[EXERCISE OBJECTIVE]
The records below are to be quoted in full; please keep every word exact.

[RECORDS FOR THE TASK]
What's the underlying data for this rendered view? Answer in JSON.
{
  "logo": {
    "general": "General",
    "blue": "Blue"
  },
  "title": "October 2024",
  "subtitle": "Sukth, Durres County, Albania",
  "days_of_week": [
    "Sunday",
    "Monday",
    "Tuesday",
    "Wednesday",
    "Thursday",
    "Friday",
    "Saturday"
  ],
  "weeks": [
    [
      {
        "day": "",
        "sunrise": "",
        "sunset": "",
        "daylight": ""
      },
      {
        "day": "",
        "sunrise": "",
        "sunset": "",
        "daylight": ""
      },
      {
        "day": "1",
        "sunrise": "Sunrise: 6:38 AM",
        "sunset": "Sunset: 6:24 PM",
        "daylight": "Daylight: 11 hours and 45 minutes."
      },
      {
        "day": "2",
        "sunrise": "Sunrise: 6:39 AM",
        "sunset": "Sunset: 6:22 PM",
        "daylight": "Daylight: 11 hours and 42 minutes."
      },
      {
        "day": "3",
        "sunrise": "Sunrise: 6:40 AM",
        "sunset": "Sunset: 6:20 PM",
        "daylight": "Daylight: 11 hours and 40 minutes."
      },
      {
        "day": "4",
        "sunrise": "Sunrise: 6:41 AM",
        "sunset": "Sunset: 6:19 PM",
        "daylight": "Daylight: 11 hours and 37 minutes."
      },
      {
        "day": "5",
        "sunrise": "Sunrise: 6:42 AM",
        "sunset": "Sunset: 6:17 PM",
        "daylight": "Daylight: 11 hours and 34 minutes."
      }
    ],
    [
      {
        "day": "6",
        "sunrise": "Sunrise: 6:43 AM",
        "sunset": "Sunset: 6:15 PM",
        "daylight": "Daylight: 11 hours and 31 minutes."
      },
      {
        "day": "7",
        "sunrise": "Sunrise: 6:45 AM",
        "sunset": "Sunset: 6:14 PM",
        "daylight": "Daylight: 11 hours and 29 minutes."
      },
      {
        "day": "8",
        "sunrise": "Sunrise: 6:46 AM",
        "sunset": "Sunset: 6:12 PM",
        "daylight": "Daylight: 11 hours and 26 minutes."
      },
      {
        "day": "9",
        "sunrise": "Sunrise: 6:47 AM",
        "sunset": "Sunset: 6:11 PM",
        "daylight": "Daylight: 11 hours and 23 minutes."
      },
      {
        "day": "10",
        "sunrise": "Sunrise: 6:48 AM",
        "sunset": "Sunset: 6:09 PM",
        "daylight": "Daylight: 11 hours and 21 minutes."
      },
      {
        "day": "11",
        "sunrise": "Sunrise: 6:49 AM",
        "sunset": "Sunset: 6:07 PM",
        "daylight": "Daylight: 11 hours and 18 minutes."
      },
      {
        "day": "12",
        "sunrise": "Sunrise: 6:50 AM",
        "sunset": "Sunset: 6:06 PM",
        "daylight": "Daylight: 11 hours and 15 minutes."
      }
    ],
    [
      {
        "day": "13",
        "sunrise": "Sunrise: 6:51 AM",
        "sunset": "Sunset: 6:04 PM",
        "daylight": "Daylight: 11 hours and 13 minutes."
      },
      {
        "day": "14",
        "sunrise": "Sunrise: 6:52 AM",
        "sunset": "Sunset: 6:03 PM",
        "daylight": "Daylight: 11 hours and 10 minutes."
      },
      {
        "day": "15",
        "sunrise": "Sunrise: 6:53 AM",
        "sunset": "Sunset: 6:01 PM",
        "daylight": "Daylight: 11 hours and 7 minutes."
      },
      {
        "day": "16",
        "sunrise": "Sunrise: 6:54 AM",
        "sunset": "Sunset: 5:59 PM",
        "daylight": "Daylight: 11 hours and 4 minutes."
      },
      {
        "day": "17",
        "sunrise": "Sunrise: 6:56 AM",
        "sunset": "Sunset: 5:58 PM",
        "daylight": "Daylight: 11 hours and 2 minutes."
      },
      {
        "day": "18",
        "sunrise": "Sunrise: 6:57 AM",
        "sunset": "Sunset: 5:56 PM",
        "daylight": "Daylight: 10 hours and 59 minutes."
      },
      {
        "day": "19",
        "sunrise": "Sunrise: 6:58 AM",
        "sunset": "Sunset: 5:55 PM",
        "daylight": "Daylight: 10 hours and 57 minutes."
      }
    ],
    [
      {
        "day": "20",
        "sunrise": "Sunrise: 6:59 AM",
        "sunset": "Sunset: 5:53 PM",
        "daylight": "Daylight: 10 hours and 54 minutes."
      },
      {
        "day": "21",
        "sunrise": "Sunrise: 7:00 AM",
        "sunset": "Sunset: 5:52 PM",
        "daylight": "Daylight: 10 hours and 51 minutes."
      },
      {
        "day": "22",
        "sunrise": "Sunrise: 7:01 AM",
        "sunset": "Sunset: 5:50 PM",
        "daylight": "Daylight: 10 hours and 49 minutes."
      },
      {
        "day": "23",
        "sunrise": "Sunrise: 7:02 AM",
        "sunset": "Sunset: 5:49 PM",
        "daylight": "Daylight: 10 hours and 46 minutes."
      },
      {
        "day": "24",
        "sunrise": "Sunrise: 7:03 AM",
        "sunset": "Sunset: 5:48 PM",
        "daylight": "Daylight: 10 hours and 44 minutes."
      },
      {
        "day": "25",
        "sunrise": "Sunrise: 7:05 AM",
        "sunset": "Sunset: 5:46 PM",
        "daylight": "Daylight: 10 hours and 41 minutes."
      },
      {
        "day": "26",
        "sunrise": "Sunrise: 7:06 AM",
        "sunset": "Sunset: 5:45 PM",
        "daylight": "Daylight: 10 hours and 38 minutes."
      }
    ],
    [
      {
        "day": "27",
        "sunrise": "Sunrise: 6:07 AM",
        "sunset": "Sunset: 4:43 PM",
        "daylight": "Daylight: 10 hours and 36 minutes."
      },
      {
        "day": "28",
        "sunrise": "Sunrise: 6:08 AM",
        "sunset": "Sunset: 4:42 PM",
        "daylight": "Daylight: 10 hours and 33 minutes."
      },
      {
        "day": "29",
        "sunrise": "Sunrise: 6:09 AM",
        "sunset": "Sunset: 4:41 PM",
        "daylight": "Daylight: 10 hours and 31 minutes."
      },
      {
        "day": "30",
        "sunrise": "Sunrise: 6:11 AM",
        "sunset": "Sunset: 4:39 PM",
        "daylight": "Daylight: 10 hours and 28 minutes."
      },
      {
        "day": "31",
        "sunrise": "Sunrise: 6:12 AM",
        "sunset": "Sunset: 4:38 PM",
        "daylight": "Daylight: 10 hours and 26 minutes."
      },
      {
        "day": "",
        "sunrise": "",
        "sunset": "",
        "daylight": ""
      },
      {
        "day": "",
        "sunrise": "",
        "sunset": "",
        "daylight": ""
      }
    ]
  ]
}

[OUTPUT]
What's the underlying data for this rendered view? Answer in JSON.
{
  "logo": {
    "general": "General",
    "blue": "Blue"
  },
  "title": "October 2024",
  "subtitle": "Sukth, Durres County, Albania",
  "days_of_week": [
    "Sunday",
    "Monday",
    "Tuesday",
    "Wednesday",
    "Thursday",
    "Friday",
    "Saturday"
  ],
  "weeks": [
    [
      {
        "day": "",
        "sunrise": "",
        "sunset": "",
        "daylight": ""
      },
      {
        "day": "",
        "sunrise": "",
        "sunset": "",
        "daylight": ""
      },
      {
        "day": "1",
        "sunrise": "Sunrise: 6:38 AM",
        "sunset": "Sunset: 6:24 PM",
        "daylight": "Daylight: 11 hours and 45 minutes."
      },
      {
        "day": "2",
        "sunrise": "Sunrise: 6:39 AM",
        "sunset": "Sunset: 6:22 PM",
        "daylight": "Daylight: 11 hours and 42 minutes."
      },
      {
        "day": "3",
        "sunrise": "Sunrise: 6:40 AM",
        "sunset": "Sunset: 6:20 PM",
        "daylight": "Daylight: 11 hours and 40 minutes."
      },
      {
        "day": "4",
        "sunrise": "Sunrise: 6:41 AM",
        "sunset": "Sunset: 6:19 PM",
        "daylight": "Daylight: 11 hours and 37 minutes."
      },
      {
        "day": "5",
        "sunrise": "Sunrise: 6:42 AM",
        "sunset": "Sunset: 6:17 PM",
        "daylight": "Daylight: 11 hours and 34 minutes."
      }
    ],
    [
      {
        "day": "6",
        "sunrise": "Sunrise: 6:43 AM",
        "sunset": "Sunset: 6:15 PM",
        "daylight": "Daylight: 11 hours and 31 minutes."
      },
      {
        "day": "7",
        "sunrise": "Sunrise: 6:45 AM",
        "sunset": "Sunset: 6:14 PM",
        "daylight": "Daylight: 11 hours and 29 minutes."
      },
      {
        "day": "8",
        "sunrise": "Sunrise: 6:46 AM",
        "sunset": "Sunset: 6:12 PM",
        "daylight": "Daylight: 11 hours and 26 minutes."
      },
      {
        "day": "9",
        "sunrise": "Sunrise: 6:47 AM",
        "sunset": "Sunset: 6:11 PM",
        "daylight": "Daylight: 11 hours and 23 minutes."
      },
      {
        "day": "10",
        "sunrise": "Sunrise: 6:48 AM",
        "sunset": "Sunset: 6:09 PM",
        "daylight": "Daylight: 11 hours and 21 minutes."
      },
      {
        "day": "11",
        "sunrise": "Sunrise: 6:49 AM",
        "sunset": "Sunset: 6:07 PM",
        "daylight": "Daylight: 11 hours and 18 minutes."
      },
      {
        "day": "12",
        "sunrise": "Sunrise: 6:50 AM",
        "sunset": "Sunset: 6:06 PM",
        "daylight": "Daylight: 11 hours and 15 minutes."
      }
    ],
    [
      {
        "day": "13",
        "sunrise": "Sunrise: 6:51 AM",
        "sunset": "Sunset: 6:04 PM",
        "daylight": "Daylight: 11 hours and 13 minutes."
      },
      {
        "day": "14",
        "sunrise": "Sunrise: 6:52 AM",
        "sunset": "Sunset: 6:03 PM",
        "daylight": "Daylight: 11 hours and 10 minutes."
      },
      {
        "day": "15",
        "sunrise": "Sunrise: 6:53 AM",
        "sunset": "Sunset: 6:01 PM",
        "daylight": "Daylight: 11 hours and 7 minutes."
      },
      {
        "day": "16",
        "sunrise": "Sunrise: 6:54 AM",
        "sunset": "Sunset: 5:59 PM",
        "daylight": "Daylight: 11 hours and 4 minutes."
      },
      {
        "day": "17",
        "sunrise": "Sunrise: 6:56 AM",
        "sunset": "Sunset: 5:58 PM",
        "daylight": "Daylight: 11 hours and 2 minutes."
      },
      {
        "day": "18",
        "sunrise": "Sunrise: 6:57 AM",
        "sunset": "Sunset: 5:56 PM",
        "daylight": "Daylight: 10 hours and 59 minutes."
      },
      {
        "day": "19",
        "sunrise": "Sunrise: 6:58 AM",
        "sunset": "Sunset: 5:55 PM",
        "daylight": "Daylight: 10 hours and 57 minutes."
      }
    ],
    [
      {
        "day": "20",
        "sunrise": "Sunrise: 6:59 AM",
        "sunset": "Sunset: 5:53 PM",
        "daylight": "Daylight: 10 hours and 54 minutes."
      },
      {
        "day": "21",
        "sunrise": "Sunrise: 7:00 AM",
        "sunset": "Sunset: 5:52 PM",
        "daylight": "Daylight: 10 hours and 51 minutes."
      },
      {
        "day": "22",
        "sunrise": "Sunrise: 7:01 AM",
        "sunset": "Sunset: 5:50 PM",
        "daylight": "Daylight: 10 hours and 49 minutes."
      },
      {
        "day": "23",
        "sunrise": "Sunrise: 7:02 AM",
        "sunset": "Sunset: 5:49 PM",
        "daylight": "Daylight: 10 hours and 46 minutes."
      },
      {
        "day": "24",
        "sunrise": "Sunrise: 7:03 AM",
        "sunset": "Sunset: 5:48 PM",
        "daylight": "Daylight: 10 hours and 44 minutes."
      },
      {
        "day": "25",
        "sunrise": "Sunrise: 7:05 AM",
        "sunset": "Sunset: 5:46 PM",
        "daylight": "Daylight: 10 hours and 41 minutes."
      },
      {
        "day": "26",
        "sunrise": "Sunrise: 7:06 AM",
        "sunset": "Sunset: 5:45 PM",
        "daylight": "Daylight: 10 hours and 38 minutes."
      }
    ],
    [
      {
        "day": "27",
        "sunrise": "Sunrise: 6:07 AM",
        "sunset": "Sunset: 4:43 PM",
        "daylight": "Daylight: 10 hours and 36 minutes."
      },
      {
        "day": "28",
        "sunrise": "Sunrise: 6:08 AM",
        "sunset": "Sunset: 4:42 PM",
        "daylight": "Daylight: 10 hours and 33 minutes."
      },
      {
        "day": "29",
        "sunrise": "Sunrise: 6:09 AM",
        "sunset": "Sunset: 4:41 PM",
        "daylight": "Daylight: 10 hours and 31 minutes."
      },
      {
        "day": "30",
        "sunrise": "Sunrise: 6:11 AM",
        "sunset": "Sunset: 4:39 PM",
        "daylight": "Daylight: 10 hours and 28 minutes."
      },
      {
        "day": "31",
        "sunrise": "Sunrise: 6:12 AM",
        "sunset": "Sunset: 4:38 PM",
        "daylight": "Daylight: 10 hours and 26 minutes."
      },
      {
        "day": "",
        "sunrise": "",
        "sunset": "",
        "daylight": ""
      },
      {
        "day": "",
        "sunrise": "",
        "sunset": "",
        "daylight": ""
      }
    ]
  ]
}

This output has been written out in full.